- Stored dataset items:
========
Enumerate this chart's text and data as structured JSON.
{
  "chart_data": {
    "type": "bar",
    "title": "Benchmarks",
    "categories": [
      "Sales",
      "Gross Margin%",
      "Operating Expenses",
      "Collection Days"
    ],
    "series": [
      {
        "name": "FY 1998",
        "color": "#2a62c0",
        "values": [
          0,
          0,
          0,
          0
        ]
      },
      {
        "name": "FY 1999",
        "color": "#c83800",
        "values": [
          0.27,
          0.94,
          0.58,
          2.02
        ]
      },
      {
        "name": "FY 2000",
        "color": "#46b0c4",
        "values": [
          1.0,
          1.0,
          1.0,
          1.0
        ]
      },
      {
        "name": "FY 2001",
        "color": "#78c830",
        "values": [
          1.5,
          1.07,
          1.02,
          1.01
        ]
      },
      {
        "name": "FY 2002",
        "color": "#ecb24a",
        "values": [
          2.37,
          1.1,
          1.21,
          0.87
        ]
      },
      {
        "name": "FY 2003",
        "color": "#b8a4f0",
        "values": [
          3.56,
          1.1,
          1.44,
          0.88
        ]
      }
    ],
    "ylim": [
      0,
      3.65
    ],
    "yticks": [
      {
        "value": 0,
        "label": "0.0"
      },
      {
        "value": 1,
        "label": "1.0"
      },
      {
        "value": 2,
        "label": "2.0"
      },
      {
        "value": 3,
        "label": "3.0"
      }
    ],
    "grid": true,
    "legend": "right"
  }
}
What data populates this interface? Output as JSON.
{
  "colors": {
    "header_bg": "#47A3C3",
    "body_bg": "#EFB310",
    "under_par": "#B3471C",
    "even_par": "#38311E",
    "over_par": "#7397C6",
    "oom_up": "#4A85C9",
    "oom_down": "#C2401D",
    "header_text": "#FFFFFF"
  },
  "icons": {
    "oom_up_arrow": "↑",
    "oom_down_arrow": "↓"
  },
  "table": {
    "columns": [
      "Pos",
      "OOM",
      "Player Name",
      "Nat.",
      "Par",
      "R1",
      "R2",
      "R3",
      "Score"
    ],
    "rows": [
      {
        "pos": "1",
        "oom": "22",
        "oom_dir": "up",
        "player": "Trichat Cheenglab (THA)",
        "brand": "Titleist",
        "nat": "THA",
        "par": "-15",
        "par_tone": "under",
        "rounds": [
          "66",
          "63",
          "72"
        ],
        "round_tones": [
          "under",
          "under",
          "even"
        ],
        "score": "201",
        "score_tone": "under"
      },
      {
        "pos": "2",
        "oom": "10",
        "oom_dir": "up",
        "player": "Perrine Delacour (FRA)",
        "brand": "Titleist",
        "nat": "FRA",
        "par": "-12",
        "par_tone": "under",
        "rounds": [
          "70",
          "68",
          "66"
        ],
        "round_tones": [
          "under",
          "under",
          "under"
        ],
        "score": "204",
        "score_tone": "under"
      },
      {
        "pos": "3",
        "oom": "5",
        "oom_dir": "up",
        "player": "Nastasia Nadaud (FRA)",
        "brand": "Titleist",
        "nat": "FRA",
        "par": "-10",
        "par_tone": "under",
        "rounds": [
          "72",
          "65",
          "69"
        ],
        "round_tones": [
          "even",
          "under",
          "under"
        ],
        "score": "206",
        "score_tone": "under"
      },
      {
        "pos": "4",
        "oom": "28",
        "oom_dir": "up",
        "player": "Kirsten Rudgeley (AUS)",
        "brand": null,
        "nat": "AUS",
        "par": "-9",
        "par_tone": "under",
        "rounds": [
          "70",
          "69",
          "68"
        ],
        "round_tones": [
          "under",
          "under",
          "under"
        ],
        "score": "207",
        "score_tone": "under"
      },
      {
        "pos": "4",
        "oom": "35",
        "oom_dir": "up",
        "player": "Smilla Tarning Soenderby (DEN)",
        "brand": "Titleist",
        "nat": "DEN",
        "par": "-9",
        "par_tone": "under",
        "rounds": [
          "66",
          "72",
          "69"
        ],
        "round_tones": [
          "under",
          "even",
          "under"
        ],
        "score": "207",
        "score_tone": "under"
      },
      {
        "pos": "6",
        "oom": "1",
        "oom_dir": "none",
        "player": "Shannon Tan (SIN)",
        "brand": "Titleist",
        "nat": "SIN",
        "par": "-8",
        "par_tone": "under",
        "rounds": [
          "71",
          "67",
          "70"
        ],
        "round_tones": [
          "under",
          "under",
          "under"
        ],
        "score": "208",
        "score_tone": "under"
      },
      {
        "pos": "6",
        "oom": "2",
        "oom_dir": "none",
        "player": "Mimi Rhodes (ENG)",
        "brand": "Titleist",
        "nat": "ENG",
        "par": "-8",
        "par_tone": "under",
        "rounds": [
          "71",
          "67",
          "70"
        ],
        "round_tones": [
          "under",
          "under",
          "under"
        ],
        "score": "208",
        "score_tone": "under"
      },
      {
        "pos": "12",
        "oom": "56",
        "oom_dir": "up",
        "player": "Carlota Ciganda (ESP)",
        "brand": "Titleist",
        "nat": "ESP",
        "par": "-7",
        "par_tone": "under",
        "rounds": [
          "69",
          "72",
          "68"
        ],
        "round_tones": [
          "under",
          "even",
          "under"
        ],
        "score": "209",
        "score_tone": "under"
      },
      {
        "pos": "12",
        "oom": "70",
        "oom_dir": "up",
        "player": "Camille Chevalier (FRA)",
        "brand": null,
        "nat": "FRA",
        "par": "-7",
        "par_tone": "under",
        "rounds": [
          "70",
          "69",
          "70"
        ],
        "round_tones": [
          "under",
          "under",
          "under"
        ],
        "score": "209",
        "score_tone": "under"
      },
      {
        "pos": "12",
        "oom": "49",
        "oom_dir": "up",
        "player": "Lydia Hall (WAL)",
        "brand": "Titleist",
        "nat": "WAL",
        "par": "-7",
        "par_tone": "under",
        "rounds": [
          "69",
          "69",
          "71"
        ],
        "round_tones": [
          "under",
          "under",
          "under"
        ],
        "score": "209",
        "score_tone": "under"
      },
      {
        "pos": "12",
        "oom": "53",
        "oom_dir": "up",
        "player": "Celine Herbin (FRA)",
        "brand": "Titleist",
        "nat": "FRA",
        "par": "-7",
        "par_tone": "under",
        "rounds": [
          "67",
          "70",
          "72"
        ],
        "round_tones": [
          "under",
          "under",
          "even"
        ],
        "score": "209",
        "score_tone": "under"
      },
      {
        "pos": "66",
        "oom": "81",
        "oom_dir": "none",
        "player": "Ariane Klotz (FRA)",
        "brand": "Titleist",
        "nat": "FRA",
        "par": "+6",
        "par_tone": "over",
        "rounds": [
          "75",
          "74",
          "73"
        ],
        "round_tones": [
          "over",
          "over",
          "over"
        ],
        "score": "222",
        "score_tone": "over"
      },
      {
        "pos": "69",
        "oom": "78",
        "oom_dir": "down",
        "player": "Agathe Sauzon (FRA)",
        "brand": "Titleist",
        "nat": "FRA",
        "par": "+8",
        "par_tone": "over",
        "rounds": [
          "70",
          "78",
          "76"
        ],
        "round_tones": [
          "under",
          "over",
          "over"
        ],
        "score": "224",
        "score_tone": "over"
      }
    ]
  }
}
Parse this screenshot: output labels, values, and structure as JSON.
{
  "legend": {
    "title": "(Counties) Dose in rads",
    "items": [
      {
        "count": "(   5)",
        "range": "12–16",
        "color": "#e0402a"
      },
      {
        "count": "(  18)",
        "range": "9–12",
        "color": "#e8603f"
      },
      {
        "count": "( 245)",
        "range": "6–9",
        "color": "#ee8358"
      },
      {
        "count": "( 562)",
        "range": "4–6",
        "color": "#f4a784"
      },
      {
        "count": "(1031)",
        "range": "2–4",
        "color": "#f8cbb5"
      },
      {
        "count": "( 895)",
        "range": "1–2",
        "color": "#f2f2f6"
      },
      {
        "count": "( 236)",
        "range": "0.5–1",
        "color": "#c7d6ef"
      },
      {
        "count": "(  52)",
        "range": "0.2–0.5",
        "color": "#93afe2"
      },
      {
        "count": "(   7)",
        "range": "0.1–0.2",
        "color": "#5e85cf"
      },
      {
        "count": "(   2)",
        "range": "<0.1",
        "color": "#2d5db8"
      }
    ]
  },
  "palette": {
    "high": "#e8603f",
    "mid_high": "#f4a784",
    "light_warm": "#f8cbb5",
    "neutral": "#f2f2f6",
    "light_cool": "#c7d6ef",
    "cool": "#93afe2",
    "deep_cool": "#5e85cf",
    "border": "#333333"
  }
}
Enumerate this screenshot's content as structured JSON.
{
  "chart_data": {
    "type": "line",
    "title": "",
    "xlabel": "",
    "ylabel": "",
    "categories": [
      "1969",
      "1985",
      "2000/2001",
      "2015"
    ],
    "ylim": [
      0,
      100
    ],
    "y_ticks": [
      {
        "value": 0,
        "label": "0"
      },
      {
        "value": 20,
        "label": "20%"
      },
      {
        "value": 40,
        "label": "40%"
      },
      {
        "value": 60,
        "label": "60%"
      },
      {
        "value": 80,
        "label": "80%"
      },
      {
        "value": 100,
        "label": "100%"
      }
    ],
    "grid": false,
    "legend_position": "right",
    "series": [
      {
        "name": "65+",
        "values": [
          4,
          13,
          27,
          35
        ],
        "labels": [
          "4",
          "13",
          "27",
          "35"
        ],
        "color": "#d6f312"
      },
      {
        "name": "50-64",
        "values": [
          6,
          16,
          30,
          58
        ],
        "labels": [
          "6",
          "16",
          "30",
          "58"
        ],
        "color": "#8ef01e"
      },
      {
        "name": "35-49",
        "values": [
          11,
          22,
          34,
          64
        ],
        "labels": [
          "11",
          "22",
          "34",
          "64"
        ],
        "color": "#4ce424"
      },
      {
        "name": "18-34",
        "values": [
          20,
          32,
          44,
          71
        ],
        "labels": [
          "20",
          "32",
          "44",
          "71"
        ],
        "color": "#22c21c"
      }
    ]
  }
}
========
- GIVEN INSTRUCTION: Using the material above, gather every line that includes "this".

- WORKED SOLUTION:
Enumerate this chart's text and data as structured JSON.
What data populates this interface? Output as JSON.
Parse this screenshot: output labels, values, and structure as JSON.
Enumerate this screenshot's content as structured JSON.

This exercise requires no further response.